## WHAT YOU SHOULD DO
Read the data and repeat all of it exactly.

-- begin EXCERPTED DATA --

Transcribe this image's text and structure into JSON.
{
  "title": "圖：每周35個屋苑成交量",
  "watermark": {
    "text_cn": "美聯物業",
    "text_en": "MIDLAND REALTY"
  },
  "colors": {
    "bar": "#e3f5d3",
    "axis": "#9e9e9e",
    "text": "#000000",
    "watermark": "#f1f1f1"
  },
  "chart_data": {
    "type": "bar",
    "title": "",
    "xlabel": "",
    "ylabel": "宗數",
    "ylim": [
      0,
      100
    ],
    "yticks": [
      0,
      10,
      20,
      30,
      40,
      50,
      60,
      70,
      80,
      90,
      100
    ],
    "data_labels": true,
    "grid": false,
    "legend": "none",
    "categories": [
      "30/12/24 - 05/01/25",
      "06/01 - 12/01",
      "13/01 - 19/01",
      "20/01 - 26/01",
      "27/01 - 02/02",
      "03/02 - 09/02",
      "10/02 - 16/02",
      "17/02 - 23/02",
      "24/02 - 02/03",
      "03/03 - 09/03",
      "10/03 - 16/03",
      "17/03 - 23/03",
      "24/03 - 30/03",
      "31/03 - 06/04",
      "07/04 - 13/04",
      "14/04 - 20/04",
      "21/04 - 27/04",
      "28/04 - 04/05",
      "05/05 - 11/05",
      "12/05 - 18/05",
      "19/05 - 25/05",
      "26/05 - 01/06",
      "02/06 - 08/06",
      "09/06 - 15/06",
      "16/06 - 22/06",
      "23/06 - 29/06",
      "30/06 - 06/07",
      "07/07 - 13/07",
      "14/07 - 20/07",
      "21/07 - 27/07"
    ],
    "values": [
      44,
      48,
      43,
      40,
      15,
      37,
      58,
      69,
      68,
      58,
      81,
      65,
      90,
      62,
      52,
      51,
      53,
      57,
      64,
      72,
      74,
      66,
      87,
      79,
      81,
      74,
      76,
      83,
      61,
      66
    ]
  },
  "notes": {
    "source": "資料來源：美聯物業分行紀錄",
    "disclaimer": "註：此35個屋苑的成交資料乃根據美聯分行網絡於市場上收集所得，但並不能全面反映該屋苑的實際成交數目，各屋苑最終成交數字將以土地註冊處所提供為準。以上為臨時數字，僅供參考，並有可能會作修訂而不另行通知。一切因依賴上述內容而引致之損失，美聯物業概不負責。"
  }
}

-- end EXCERPTED DATA --

## RIGHT ANSWER
Transcribe this image's text and structure into JSON.
{
  "title": "圖：每周35個屋苑成交量",
  "watermark": {
    "text_cn": "美聯物業",
    "text_en": "MIDLAND REALTY"
  },
  "colors": {
    "bar": "#e3f5d3",
    "axis": "#9e9e9e",
    "text": "#000000",
    "watermark": "#f1f1f1"
  },
  "chart_data": {
    "type": "bar",
    "title": "",
    "xlabel": "",
    "ylabel": "宗數",
    "ylim": [
      0,
      100
    ],
    "yticks": [
      0,
      10,
      20,
      30,
      40,
      50,
      60,
      70,
      80,
      90,
      100
    ],
    "data_labels": true,
    "grid": false,
    "legend": "none",
    "categories": [
      "30/12/24 - 05/01/25",
      "06/01 - 12/01",
      "13/01 - 19/01",
      "20/01 - 26/01",
      "27/01 - 02/02",
      "03/02 - 09/02",
      "10/02 - 16/02",
      "17/02 - 23/02",
      "24/02 - 02/03",
      "03/03 - 09/03",
      "10/03 - 16/03",
      "17/03 - 23/03",
      "24/03 - 30/03",
      "31/03 - 06/04",
      "07/04 - 13/04",
      "14/04 - 20/04",
      "21/04 - 27/04",
      "28/04 - 04/05",
      "05/05 - 11/05",
      "12/05 - 18/05",
      "19/05 - 25/05",
      "26/05 - 01/06",
      "02/06 - 08/06",
      "09/06 - 15/06",
      "16/06 - 22/06",
      "23/06 - 29/06",
      "30/06 - 06/07",
      "07/07 - 13/07",
      "14/07 - 20/07",
      "21/07 - 27/07"
    ],
    "values": [
      44,
      48,
      43,
      40,
      15,
      37,
      58,
      69,
      68,
      58,
      81,
      65,
      90,
      62,
      52,
      51,
      53,
      57,
      64,
      72,
      74,
      66,
      87,
      79,
      81,
      74,
      76,
      83,
      61,
      66
    ]
  },
  "notes": {
    "source": "資料來源：美聯物業分行紀錄",
    "disclaimer": "註：此35個屋苑的成交資料乃根據美聯分行網絡於市場上收集所得，但並不能全面反映該屋苑的實際成交數目，各屋苑最終成交數字將以土地註冊處所提供為準。以上為臨時數字，僅供參考，並有可能會作修訂而不另行通知。一切因依賴上述內容而引致之損失，美聯物業概不負責。"
  }
}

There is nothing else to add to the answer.